> EXERCISE GOAL
Exclude the pictures and reproduce the remaining data exactly as written.

> RECORDS SHOWN
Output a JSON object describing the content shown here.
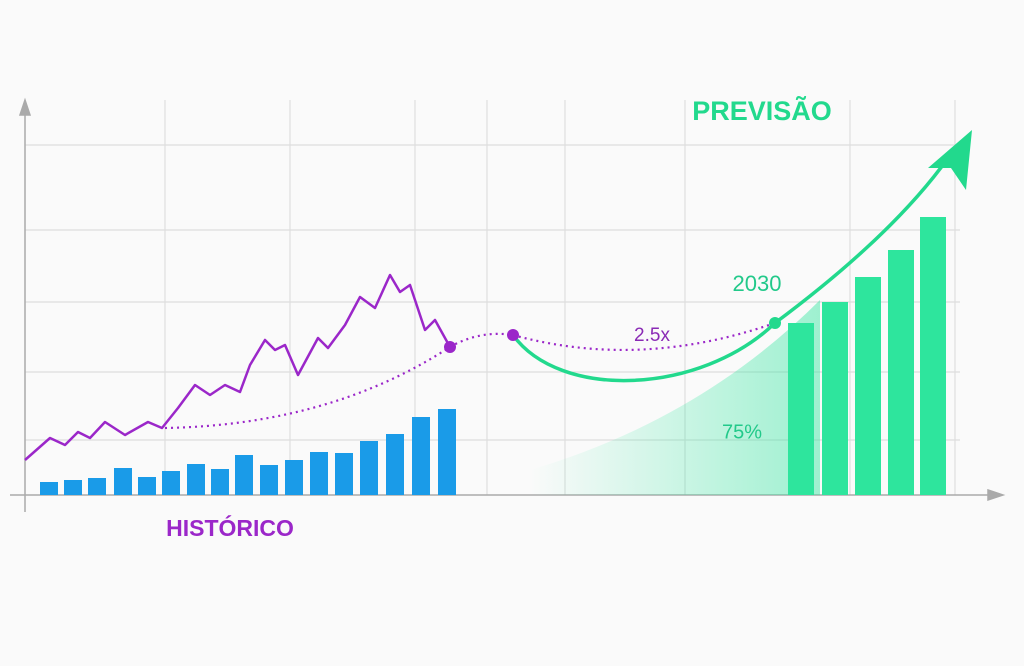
{
  "labels": {
    "forecast": "PREVISÃO",
    "history": "HISTÓRICO",
    "year": "2030",
    "multiplier": "2.5x",
    "share": "75%"
  }
}
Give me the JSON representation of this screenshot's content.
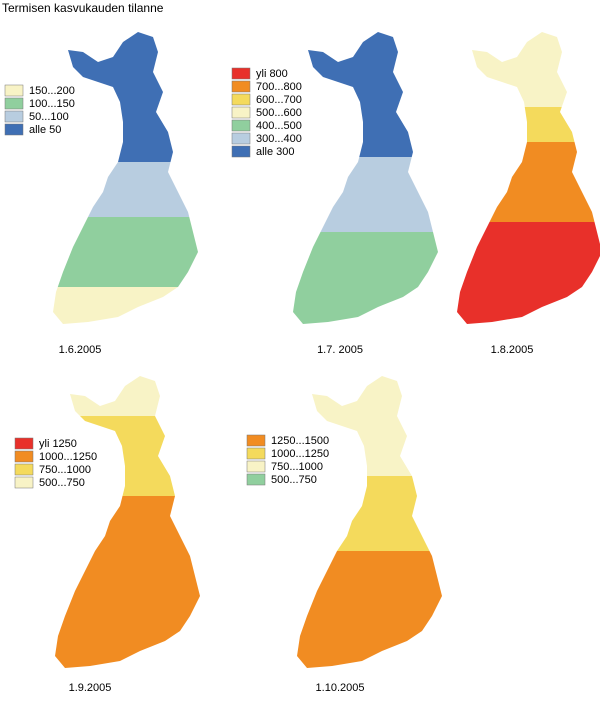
{
  "title": "Termisen kasvukauden tilanne",
  "maps": [
    {
      "date": "1.6.2005",
      "legend": [
        {
          "label": "150...200",
          "color": "#f8f3c6"
        },
        {
          "label": "100...150",
          "color": "#90cf9e"
        },
        {
          "label": "50...100",
          "color": "#b8cde0"
        },
        {
          "label": "alle 50",
          "color": "#3f6fb4"
        }
      ]
    },
    {
      "date": "1.7. 2005",
      "legend": [
        {
          "label": "yli 800",
          "color": "#e8302a"
        },
        {
          "label": "700...800",
          "color": "#f18c22"
        },
        {
          "label": "600...700",
          "color": "#f4da5c"
        },
        {
          "label": "500...600",
          "color": "#f8f3c6"
        },
        {
          "label": "400...500",
          "color": "#90cf9e"
        },
        {
          "label": "300...400",
          "color": "#b8cde0"
        },
        {
          "label": "alle 300",
          "color": "#3f6fb4"
        }
      ]
    },
    {
      "date": "1.8.2005"
    },
    {
      "date": "1.9.2005",
      "legend": [
        {
          "label": "yli 1250",
          "color": "#e8302a"
        },
        {
          "label": "1000...1250",
          "color": "#f18c22"
        },
        {
          "label": "750...1000",
          "color": "#f4da5c"
        },
        {
          "label": "500...750",
          "color": "#f8f3c6"
        }
      ]
    },
    {
      "date": "1.10.2005",
      "legend": [
        {
          "label": "1250...1500",
          "color": "#f18c22"
        },
        {
          "label": "1000...1250",
          "color": "#f4da5c"
        },
        {
          "label": "750...1000",
          "color": "#f8f3c6"
        },
        {
          "label": "500...750",
          "color": "#90cf9e"
        }
      ]
    }
  ]
}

> TASK SOLUTION
Output a JSON object describing the content shown here.
{
  "labels": {
    "forecast": "PREVISÃO",
    "history": "HISTÓRICO",
    "year": "2030",
    "multiplier": "2.5x",
    "share": "75%"
  }
}
Give me the JSON representation of this screenshot's content.
{
  "title": "Termisen kasvukauden tilanne",
  "maps": [
    {
      "date": "1.6.2005",
      "legend": [
        {
          "label": "150...200",
          "color": "#f8f3c6"
        },
        {
          "label": "100...150",
          "color": "#90cf9e"
        },
        {
          "label": "50...100",
          "color": "#b8cde0"
        },
        {
          "label": "alle 50",
          "color": "#3f6fb4"
        }
      ]
    },
    {
      "date": "1.7. 2005",
      "legend": [
        {
          "label": "yli 800",
          "color": "#e8302a"
        },
        {
          "label": "700...800",
          "color": "#f18c22"
        },
        {
          "label": "600...700",
          "color": "#f4da5c"
        },
        {
          "label": "500...600",
          "color": "#f8f3c6"
        },
        {
          "label": "400...500",
          "color": "#90cf9e"
        },
        {
          "label": "300...400",
          "color": "#b8cde0"
        },
        {
          "label": "alle 300",
          "color": "#3f6fb4"
        }
      ]
    },
    {
      "date": "1.8.2005"
    },
    {
      "date": "1.9.2005",
      "legend": [
        {
          "label": "yli 1250",
          "color": "#e8302a"
        },
        {
          "label": "1000...1250",
          "color": "#f18c22"
        },
        {
          "label": "750...1000",
          "color": "#f4da5c"
        },
        {
          "label": "500...750",
          "color": "#f8f3c6"
        }
      ]
    },
    {
      "date": "1.10.2005",
      "legend": [
        {
          "label": "1250...1500",
          "color": "#f18c22"
        },
        {
          "label": "1000...1250",
          "color": "#f4da5c"
        },
        {
          "label": "750...1000",
          "color": "#f8f3c6"
        },
        {
          "label": "500...750",
          "color": "#90cf9e"
        }
      ]
    }
  ]
}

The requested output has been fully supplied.